Problem details
Every entry below should be printed exactly, without its images.

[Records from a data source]
<<<<

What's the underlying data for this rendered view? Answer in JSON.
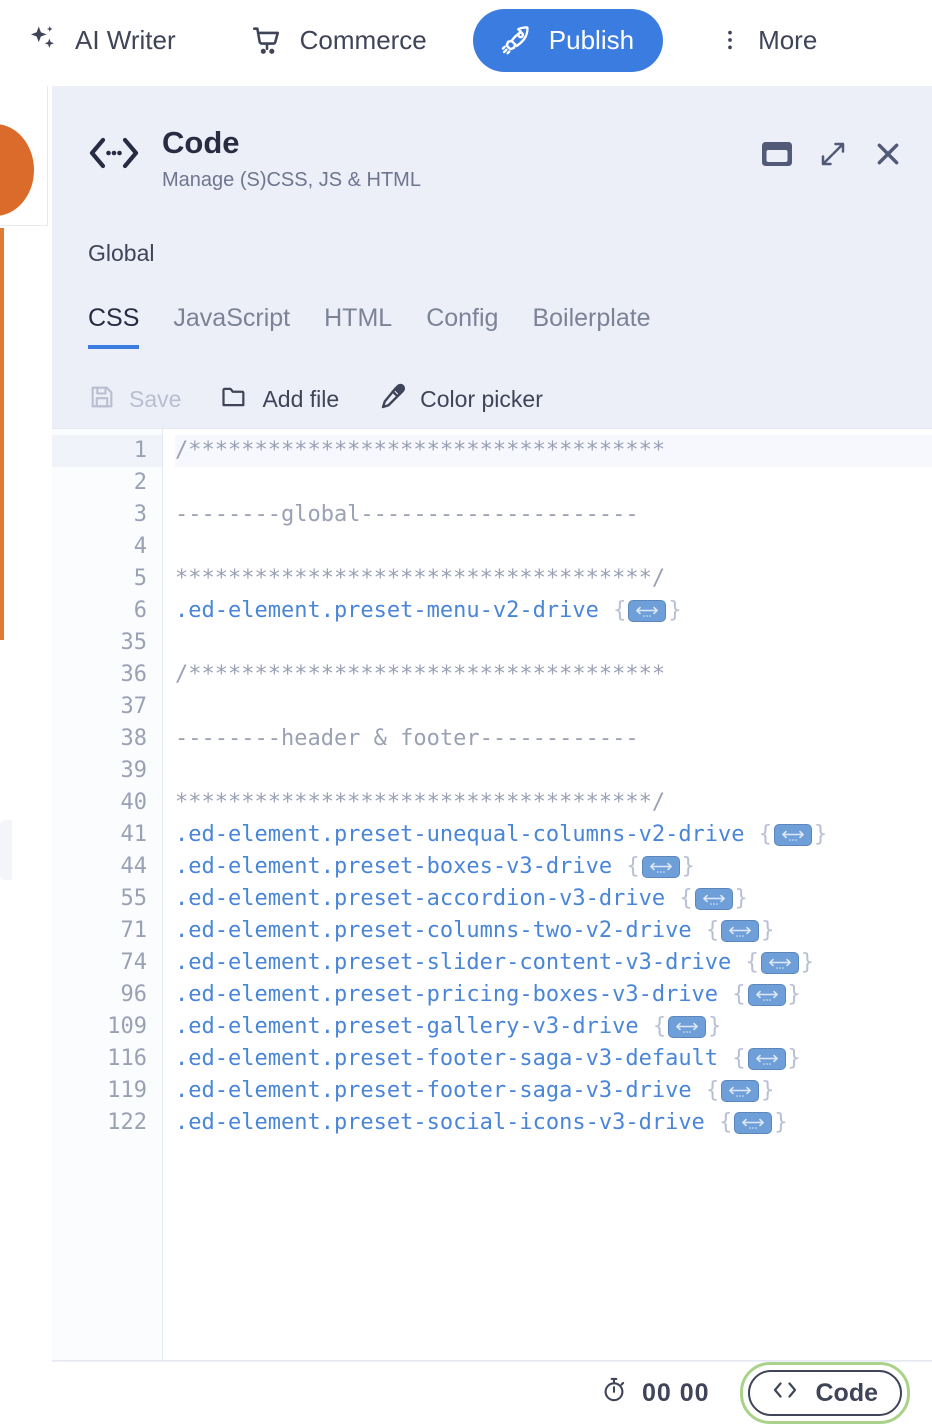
{
  "topnav": {
    "items": [
      {
        "label": "AI Writer",
        "icon": "sparkles-icon"
      },
      {
        "label": "Commerce",
        "icon": "shopping-cart-icon"
      }
    ],
    "publish": {
      "label": "Publish",
      "icon": "rocket-icon",
      "color": "#3b7ce0"
    },
    "more": {
      "label": "More",
      "icon": "kebab-menu-icon"
    }
  },
  "panel": {
    "icon": "code-brackets-icon",
    "title": "Code",
    "subtitle": "Manage (S)CSS, JS & HTML",
    "actions": [
      {
        "name": "dock-panel-icon"
      },
      {
        "name": "expand-icon"
      },
      {
        "name": "close-icon"
      }
    ],
    "scope": "Global",
    "tabs": [
      {
        "label": "CSS",
        "active": true
      },
      {
        "label": "JavaScript",
        "active": false
      },
      {
        "label": "HTML",
        "active": false
      },
      {
        "label": "Config",
        "active": false
      },
      {
        "label": "Boilerplate",
        "active": false
      }
    ],
    "active_tab_color": "#3b7ce0",
    "toolbar": [
      {
        "label": "Save",
        "icon": "floppy-disk-icon",
        "disabled": true
      },
      {
        "label": "Add file",
        "icon": "folder-icon",
        "disabled": false
      },
      {
        "label": "Color picker",
        "icon": "eyedropper-icon",
        "disabled": false
      }
    ]
  },
  "editor": {
    "line_numbers": [
      1,
      2,
      3,
      4,
      5,
      6,
      35,
      36,
      37,
      38,
      39,
      40,
      41,
      44,
      55,
      71,
      74,
      96,
      109,
      116,
      119,
      122
    ],
    "lines": [
      {
        "num": 1,
        "type": "comment",
        "text": "/************************************",
        "active": true
      },
      {
        "num": 2,
        "type": "blank",
        "text": ""
      },
      {
        "num": 3,
        "type": "comment",
        "text": "--------global---------------------"
      },
      {
        "num": 4,
        "type": "blank",
        "text": ""
      },
      {
        "num": 5,
        "type": "comment",
        "text": "************************************/"
      },
      {
        "num": 6,
        "type": "rule",
        "selector": ".ed-element.preset-menu-v2-drive",
        "folded": true
      },
      {
        "num": 35,
        "type": "blank",
        "text": ""
      },
      {
        "num": 36,
        "type": "comment",
        "text": "/************************************"
      },
      {
        "num": 37,
        "type": "blank",
        "text": ""
      },
      {
        "num": 38,
        "type": "comment",
        "text": "--------header & footer------------"
      },
      {
        "num": 39,
        "type": "blank",
        "text": ""
      },
      {
        "num": 40,
        "type": "comment",
        "text": "************************************/"
      },
      {
        "num": 41,
        "type": "rule",
        "selector": ".ed-element.preset-unequal-columns-v2-drive",
        "folded": true
      },
      {
        "num": 44,
        "type": "rule",
        "selector": ".ed-element.preset-boxes-v3-drive",
        "folded": true
      },
      {
        "num": 55,
        "type": "rule",
        "selector": ".ed-element.preset-accordion-v3-drive",
        "folded": true
      },
      {
        "num": 71,
        "type": "rule",
        "selector": ".ed-element.preset-columns-two-v2-drive",
        "folded": true
      },
      {
        "num": 74,
        "type": "rule",
        "selector": ".ed-element.preset-slider-content-v3-drive",
        "folded": true
      },
      {
        "num": 96,
        "type": "rule",
        "selector": ".ed-element.preset-pricing-boxes-v3-drive",
        "folded": true
      },
      {
        "num": 109,
        "type": "rule",
        "selector": ".ed-element.preset-gallery-v3-drive",
        "folded": true
      },
      {
        "num": 116,
        "type": "rule",
        "selector": ".ed-element.preset-footer-saga-v3-default",
        "folded": true
      },
      {
        "num": 119,
        "type": "rule",
        "selector": ".ed-element.preset-footer-saga-v3-drive",
        "folded": true
      },
      {
        "num": 122,
        "type": "rule",
        "selector": ".ed-element.preset-social-icons-v3-drive",
        "folded": true
      }
    ],
    "selector_color": "#4a86d8",
    "comment_color": "#9aa1b4"
  },
  "bottombar": {
    "timer": {
      "icon": "stopwatch-icon",
      "value": "00 00"
    },
    "code_chip": {
      "label": "Code",
      "icon": "code-angle-brackets-icon",
      "highlight_color": "#a9d38a"
    }
  }
}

>>>>

Right answer
What's the underlying data for this rendered view? Answer in JSON.
{
  "topnav": {
    "items": [
      {
        "label": "AI Writer",
        "icon": "sparkles-icon"
      },
      {
        "label": "Commerce",
        "icon": "shopping-cart-icon"
      }
    ],
    "publish": {
      "label": "Publish",
      "icon": "rocket-icon",
      "color": "#3b7ce0"
    },
    "more": {
      "label": "More",
      "icon": "kebab-menu-icon"
    }
  },
  "panel": {
    "icon": "code-brackets-icon",
    "title": "Code",
    "subtitle": "Manage (S)CSS, JS & HTML",
    "actions": [
      {
        "name": "dock-panel-icon"
      },
      {
        "name": "expand-icon"
      },
      {
        "name": "close-icon"
      }
    ],
    "scope": "Global",
    "tabs": [
      {
        "label": "CSS",
        "active": true
      },
      {
        "label": "JavaScript",
        "active": false
      },
      {
        "label": "HTML",
        "active": false
      },
      {
        "label": "Config",
        "active": false
      },
      {
        "label": "Boilerplate",
        "active": false
      }
    ],
    "active_tab_color": "#3b7ce0",
    "toolbar": [
      {
        "label": "Save",
        "icon": "floppy-disk-icon",
        "disabled": true
      },
      {
        "label": "Add file",
        "icon": "folder-icon",
        "disabled": false
      },
      {
        "label": "Color picker",
        "icon": "eyedropper-icon",
        "disabled": false
      }
    ]
  },
  "editor": {
    "line_numbers": [
      1,
      2,
      3,
      4,
      5,
      6,
      35,
      36,
      37,
      38,
      39,
      40,
      41,
      44,
      55,
      71,
      74,
      96,
      109,
      116,
      119,
      122
    ],
    "lines": [
      {
        "num": 1,
        "type": "comment",
        "text": "/************************************",
        "active": true
      },
      {
        "num": 2,
        "type": "blank",
        "text": ""
      },
      {
        "num": 3,
        "type": "comment",
        "text": "--------global---------------------"
      },
      {
        "num": 4,
        "type": "blank",
        "text": ""
      },
      {
        "num": 5,
        "type": "comment",
        "text": "************************************/"
      },
      {
        "num": 6,
        "type": "rule",
        "selector": ".ed-element.preset-menu-v2-drive",
        "folded": true
      },
      {
        "num": 35,
        "type": "blank",
        "text": ""
      },
      {
        "num": 36,
        "type": "comment",
        "text": "/************************************"
      },
      {
        "num": 37,
        "type": "blank",
        "text": ""
      },
      {
        "num": 38,
        "type": "comment",
        "text": "--------header & footer------------"
      },
      {
        "num": 39,
        "type": "blank",
        "text": ""
      },
      {
        "num": 40,
        "type": "comment",
        "text": "************************************/"
      },
      {
        "num": 41,
        "type": "rule",
        "selector": ".ed-element.preset-unequal-columns-v2-drive",
        "folded": true
      },
      {
        "num": 44,
        "type": "rule",
        "selector": ".ed-element.preset-boxes-v3-drive",
        "folded": true
      },
      {
        "num": 55,
        "type": "rule",
        "selector": ".ed-element.preset-accordion-v3-drive",
        "folded": true
      },
      {
        "num": 71,
        "type": "rule",
        "selector": ".ed-element.preset-columns-two-v2-drive",
        "folded": true
      },
      {
        "num": 74,
        "type": "rule",
        "selector": ".ed-element.preset-slider-content-v3-drive",
        "folded": true
      },
      {
        "num": 96,
        "type": "rule",
        "selector": ".ed-element.preset-pricing-boxes-v3-drive",
        "folded": true
      },
      {
        "num": 109,
        "type": "rule",
        "selector": ".ed-element.preset-gallery-v3-drive",
        "folded": true
      },
      {
        "num": 116,
        "type": "rule",
        "selector": ".ed-element.preset-footer-saga-v3-default",
        "folded": true
      },
      {
        "num": 119,
        "type": "rule",
        "selector": ".ed-element.preset-footer-saga-v3-drive",
        "folded": true
      },
      {
        "num": 122,
        "type": "rule",
        "selector": ".ed-element.preset-social-icons-v3-drive",
        "folded": true
      }
    ],
    "selector_color": "#4a86d8",
    "comment_color": "#9aa1b4"
  },
  "bottombar": {
    "timer": {
      "icon": "stopwatch-icon",
      "value": "00 00"
    },
    "code_chip": {
      "label": "Code",
      "icon": "code-angle-brackets-icon",
      "highlight_color": "#a9d38a"
    }
  }
}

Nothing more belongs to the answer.